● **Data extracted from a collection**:
+-------+
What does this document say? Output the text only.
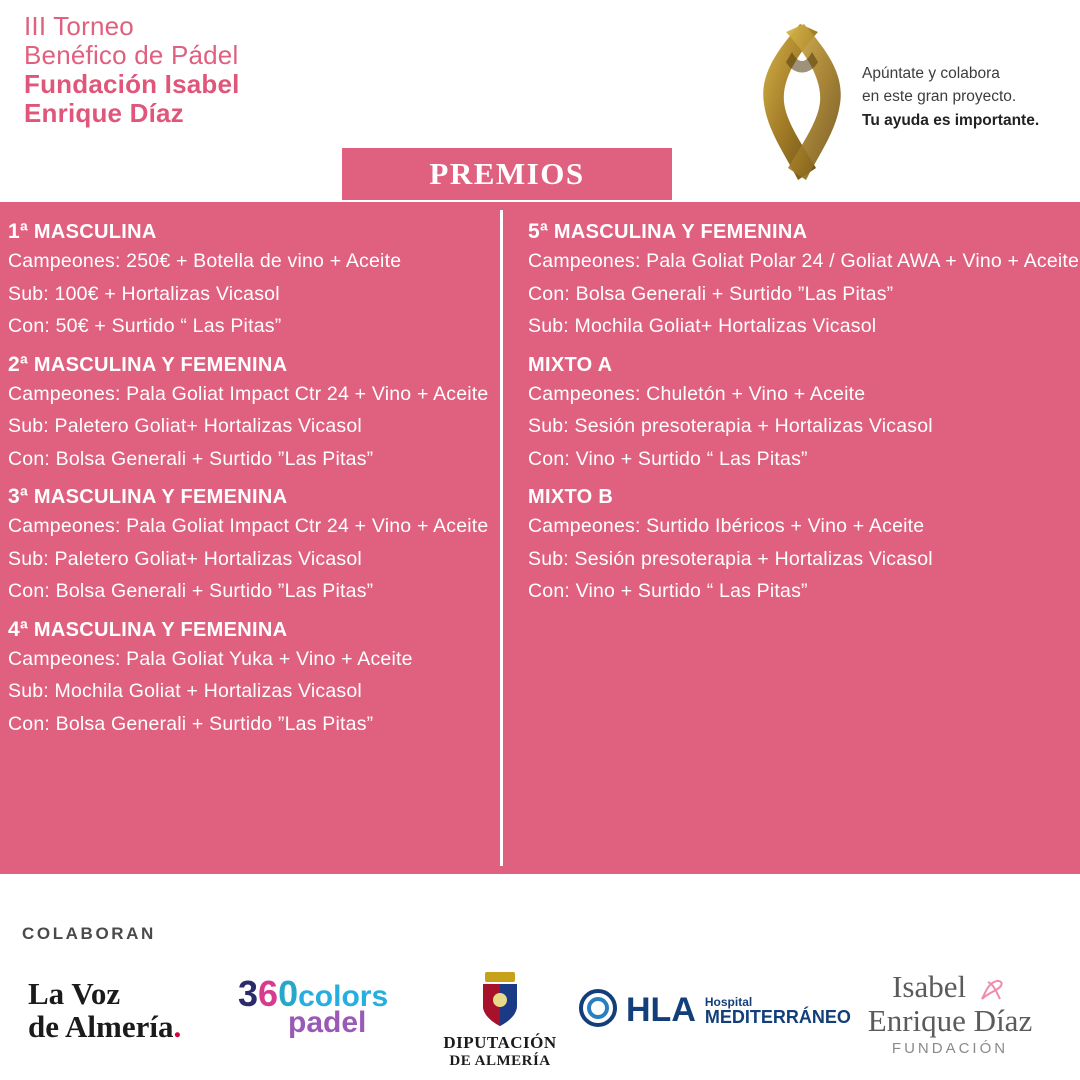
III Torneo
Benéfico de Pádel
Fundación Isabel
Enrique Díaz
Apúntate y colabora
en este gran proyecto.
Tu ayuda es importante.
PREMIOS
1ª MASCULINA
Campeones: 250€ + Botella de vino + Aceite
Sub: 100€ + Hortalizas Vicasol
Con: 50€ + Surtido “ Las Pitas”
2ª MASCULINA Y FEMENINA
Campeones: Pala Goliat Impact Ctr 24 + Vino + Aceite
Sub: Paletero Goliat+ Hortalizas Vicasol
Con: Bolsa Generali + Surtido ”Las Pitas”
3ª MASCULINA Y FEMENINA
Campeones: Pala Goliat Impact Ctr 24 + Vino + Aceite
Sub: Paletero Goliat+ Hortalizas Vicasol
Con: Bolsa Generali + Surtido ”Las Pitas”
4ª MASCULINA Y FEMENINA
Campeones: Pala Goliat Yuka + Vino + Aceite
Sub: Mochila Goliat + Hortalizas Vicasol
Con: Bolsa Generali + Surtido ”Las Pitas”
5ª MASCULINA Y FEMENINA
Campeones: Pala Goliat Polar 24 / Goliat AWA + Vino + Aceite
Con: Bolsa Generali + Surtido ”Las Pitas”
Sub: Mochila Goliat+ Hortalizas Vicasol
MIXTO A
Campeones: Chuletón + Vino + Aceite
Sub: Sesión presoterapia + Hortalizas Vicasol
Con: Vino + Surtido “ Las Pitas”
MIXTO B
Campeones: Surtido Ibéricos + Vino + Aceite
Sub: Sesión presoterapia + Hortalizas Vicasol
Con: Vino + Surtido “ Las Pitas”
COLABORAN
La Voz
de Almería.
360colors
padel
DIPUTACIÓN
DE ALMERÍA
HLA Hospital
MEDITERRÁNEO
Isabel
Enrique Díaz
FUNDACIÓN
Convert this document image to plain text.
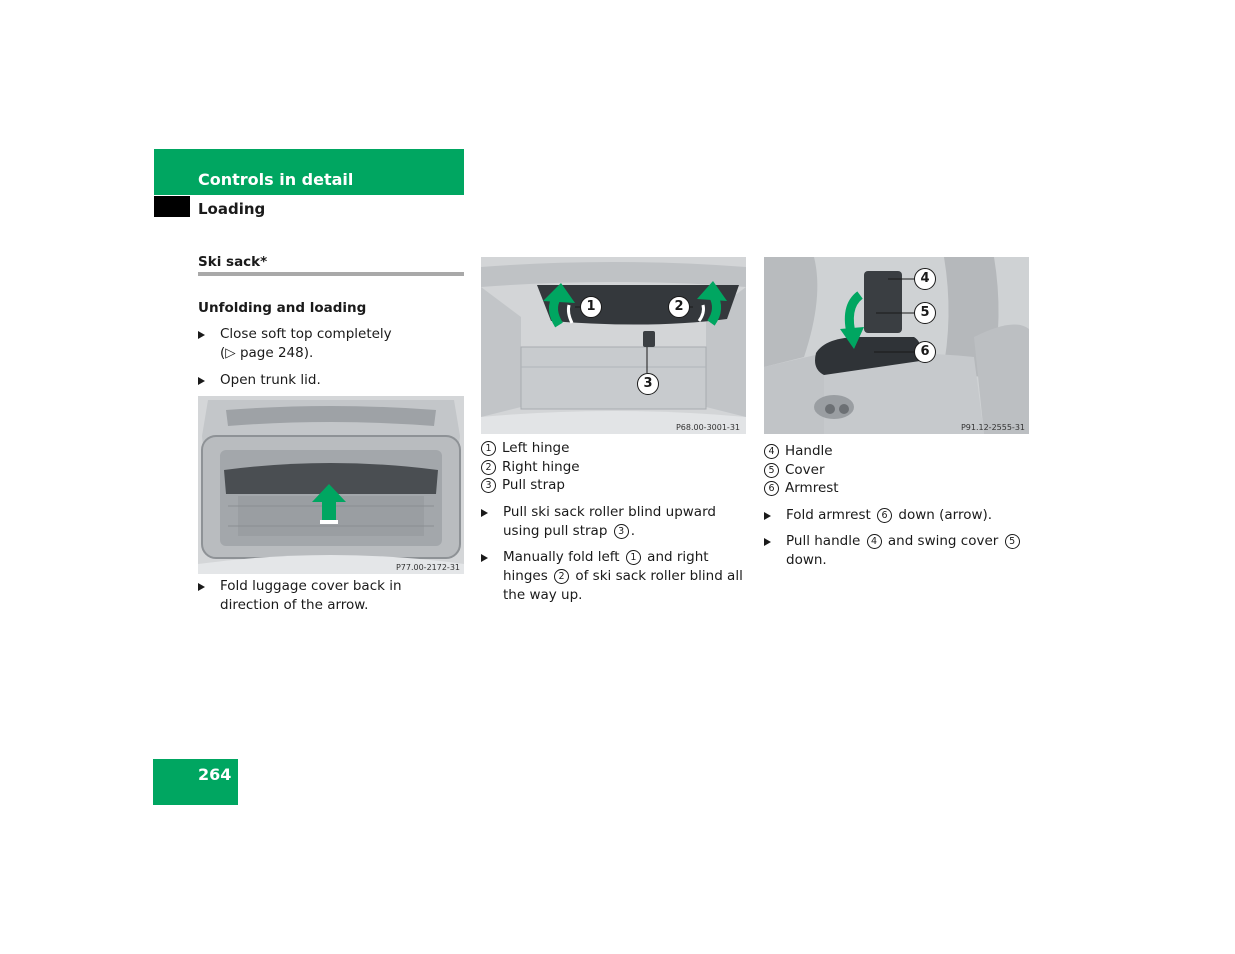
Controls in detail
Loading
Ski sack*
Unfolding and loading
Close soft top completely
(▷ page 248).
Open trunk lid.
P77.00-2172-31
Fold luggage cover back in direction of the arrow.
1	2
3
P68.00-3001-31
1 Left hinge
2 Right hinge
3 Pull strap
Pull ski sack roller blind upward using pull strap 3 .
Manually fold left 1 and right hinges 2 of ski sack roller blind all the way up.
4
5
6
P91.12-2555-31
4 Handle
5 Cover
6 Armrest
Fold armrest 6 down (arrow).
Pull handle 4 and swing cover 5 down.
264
+-------+
Return every line of the preceding records in which the word "strap" appears.

● **Task answer**:
3 Pull strap
Pull ski sack roller blind upward using pull strap 3 .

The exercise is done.